### THE PROBLEM
Write out every entry precisely as given, leaving the pictures out.

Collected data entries
%%

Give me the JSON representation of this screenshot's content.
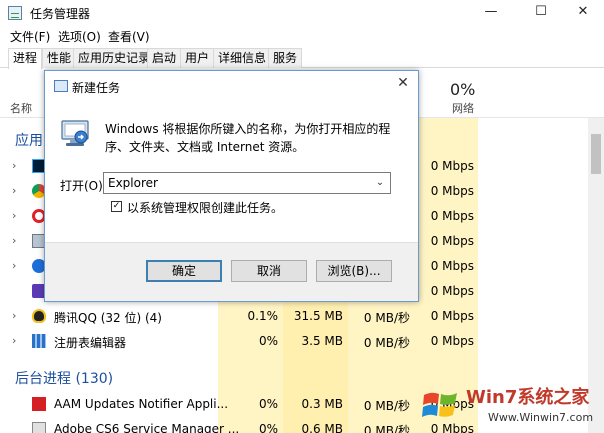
{
  "window": {
    "title": "任务管理器"
  },
  "menubar": [
    "文件(F)",
    "选项(O)",
    "查看(V)"
  ],
  "tabs": [
    "进程",
    "性能",
    "应用历史记录",
    "启动",
    "用户",
    "详细信息",
    "服务"
  ],
  "header": {
    "name_col": "名称",
    "net_pct": "0%",
    "net_col": "网络"
  },
  "sections": {
    "apps": "应用",
    "background": "后台进程 (130)"
  },
  "rows_partial": [
    "0 Mbps",
    "0 Mbps",
    "0 Mbps",
    "0 Mbps",
    "0 Mbps",
    "0 Mbps"
  ],
  "rows": [
    {
      "name": "腾讯QQ (32 位) (4)",
      "cpu": "0.1%",
      "mem": "31.5 MB",
      "disk": "0 MB/秒",
      "net": "0 Mbps"
    },
    {
      "name": "注册表编辑器",
      "cpu": "0%",
      "mem": "3.5 MB",
      "disk": "0 MB/秒",
      "net": "0 Mbps"
    }
  ],
  "bg_rows": [
    {
      "name": "AAM Updates Notifier Appli...",
      "cpu": "0%",
      "mem": "0.3 MB",
      "disk": "0 MB/秒",
      "net": "0 Mbps"
    },
    {
      "name": "Adobe CS6 Service Manager ...",
      "cpu": "0%",
      "mem": "0.6 MB",
      "disk": "0 MB/秒",
      "net": "0 Mbps"
    }
  ],
  "dialog": {
    "title": "新建任务",
    "description": "Windows 将根据你所键入的名称，为你打开相应的程序、文件夹、文档或 Internet 资源。",
    "open_label": "打开(O):",
    "open_value": "Explorer",
    "admin_checkbox": "以系统管理权限创建此任务。",
    "ok": "确定",
    "cancel": "取消",
    "browse": "浏览(B)..."
  },
  "watermark": {
    "brand": "Win7系统之家",
    "url": "Www.Winwin7.com"
  },
  "colors": {
    "accent": "#1c4f9c",
    "highlight": "#fff4c4",
    "dialog_border": "#6a9ad0"
  }
}
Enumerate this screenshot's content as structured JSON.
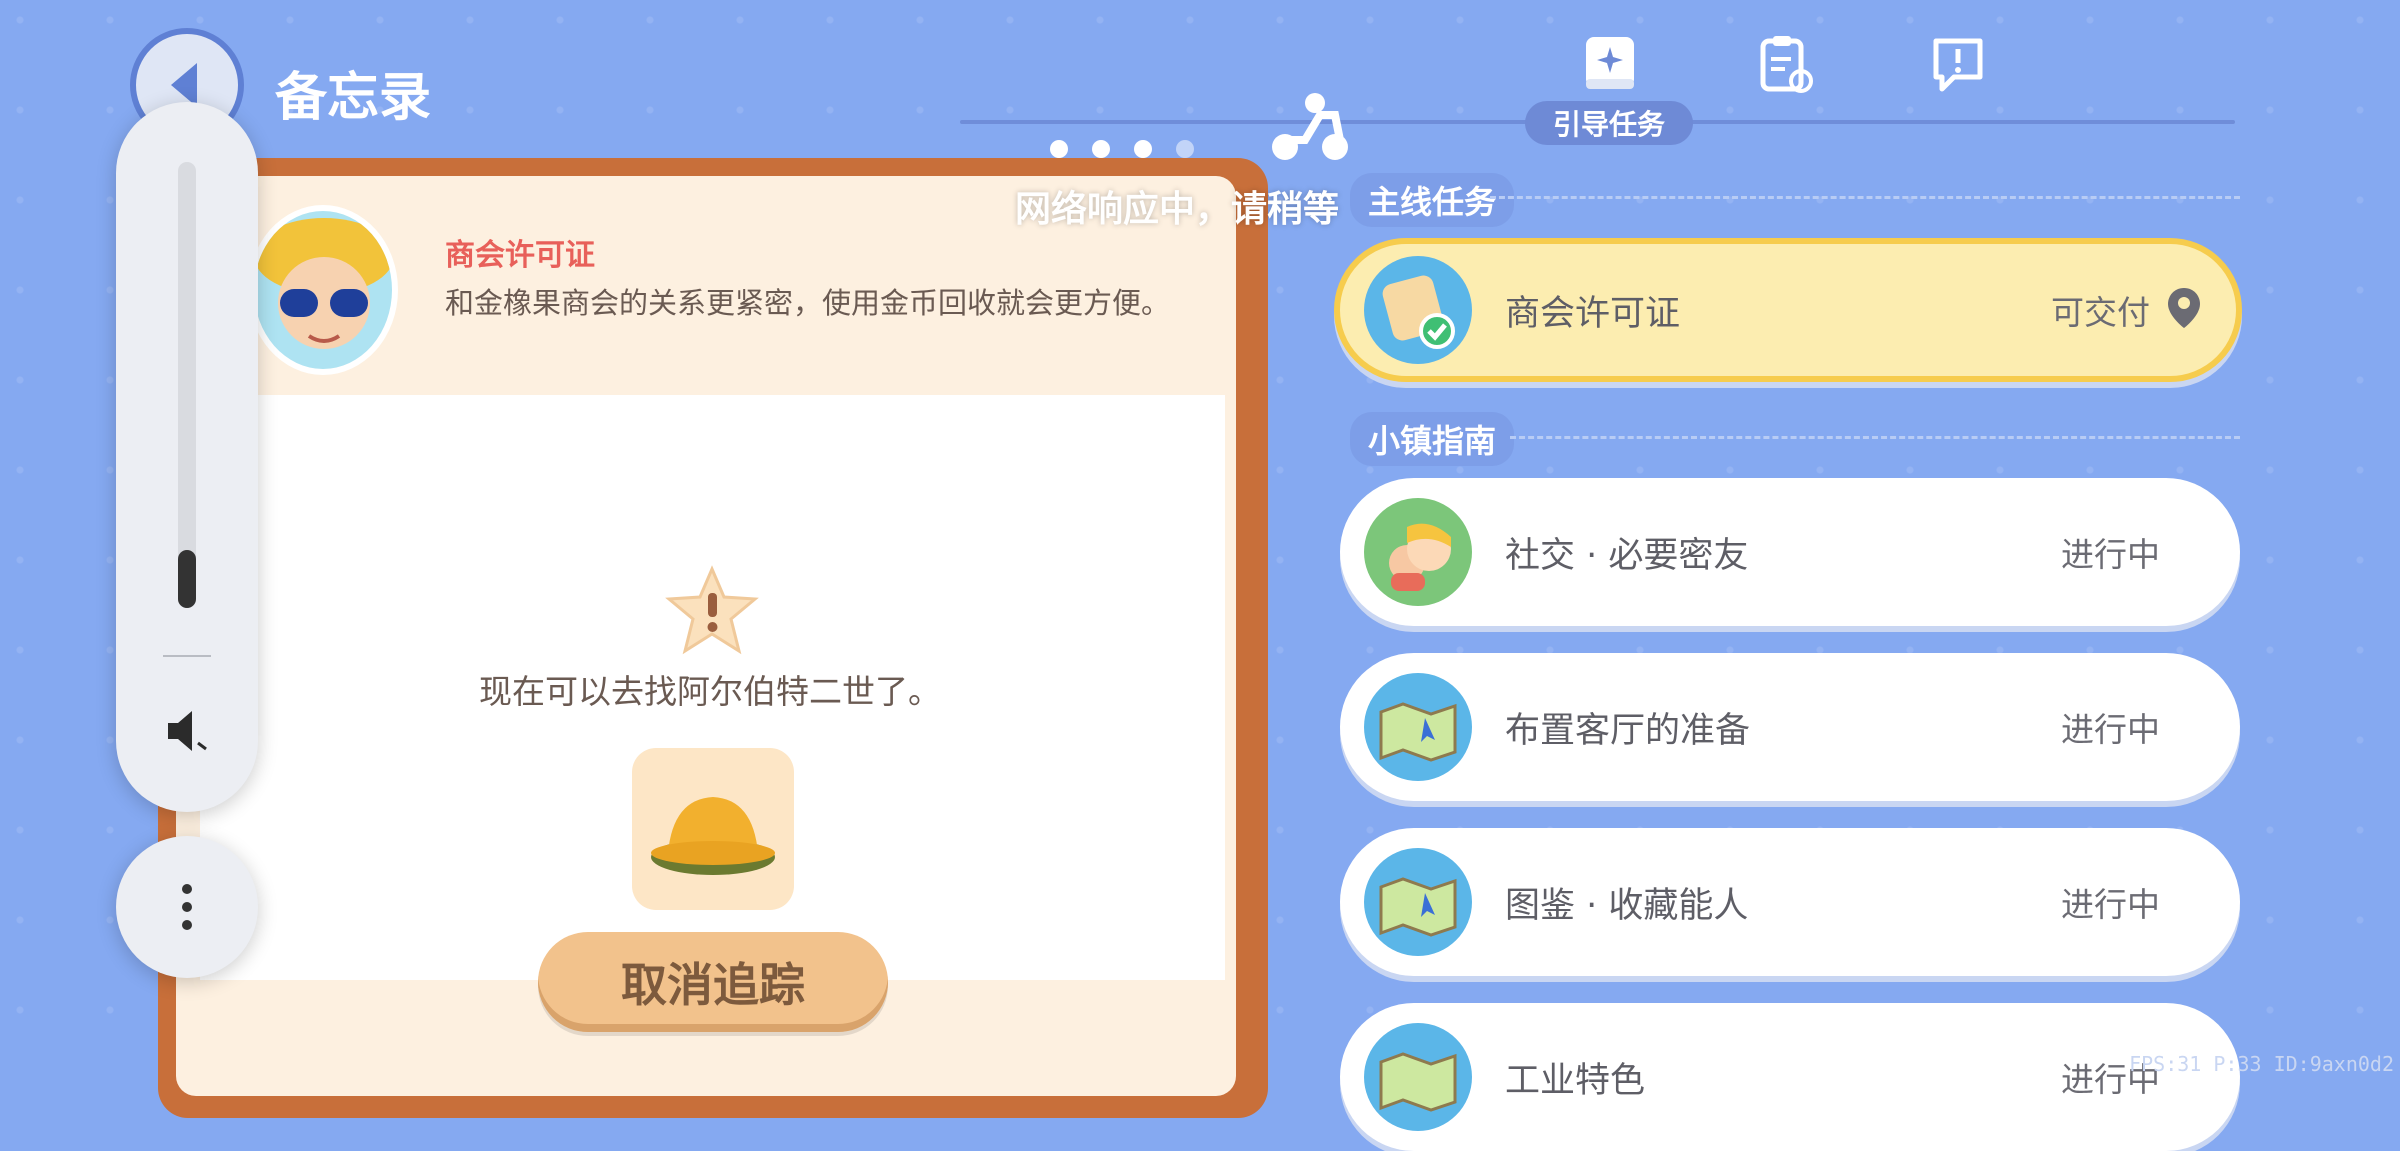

%%

### TASK SOLUTION
Give me the JSON representation of this screenshot's content.
{
  "window": {
    "title": "任务管理器"
  },
  "menubar": [
    "文件(F)",
    "选项(O)",
    "查看(V)"
  ],
  "tabs": [
    "进程",
    "性能",
    "应用历史记录",
    "启动",
    "用户",
    "详细信息",
    "服务"
  ],
  "header": {
    "name_col": "名称",
    "net_pct": "0%",
    "net_col": "网络"
  },
  "sections": {
    "apps": "应用",
    "background": "后台进程 (130)"
  },
  "rows_partial": [
    "0 Mbps",
    "0 Mbps",
    "0 Mbps",
    "0 Mbps",
    "0 Mbps",
    "0 Mbps"
  ],
  "rows": [
    {
      "name": "腾讯QQ (32 位) (4)",
      "cpu": "0.1%",
      "mem": "31.5 MB",
      "disk": "0 MB/秒",
      "net": "0 Mbps"
    },
    {
      "name": "注册表编辑器",
      "cpu": "0%",
      "mem": "3.5 MB",
      "disk": "0 MB/秒",
      "net": "0 Mbps"
    }
  ],
  "bg_rows": [
    {
      "name": "AAM Updates Notifier Appli...",
      "cpu": "0%",
      "mem": "0.3 MB",
      "disk": "0 MB/秒",
      "net": "0 Mbps"
    },
    {
      "name": "Adobe CS6 Service Manager ...",
      "cpu": "0%",
      "mem": "0.6 MB",
      "disk": "0 MB/秒",
      "net": "0 Mbps"
    }
  ],
  "dialog": {
    "title": "新建任务",
    "description": "Windows 将根据你所键入的名称，为你打开相应的程序、文件夹、文档或 Internet 资源。",
    "open_label": "打开(O):",
    "open_value": "Explorer",
    "admin_checkbox": "以系统管理权限创建此任务。",
    "ok": "确定",
    "cancel": "取消",
    "browse": "浏览(B)..."
  },
  "watermark": {
    "brand": "Win7系统之家",
    "url": "Www.Winwin7.com"
  },
  "colors": {
    "accent": "#1c4f9c",
    "highlight": "#fff4c4",
    "dialog_border": "#6a9ad0"
  }
}
Enumerate this screenshot's content as structured JSON.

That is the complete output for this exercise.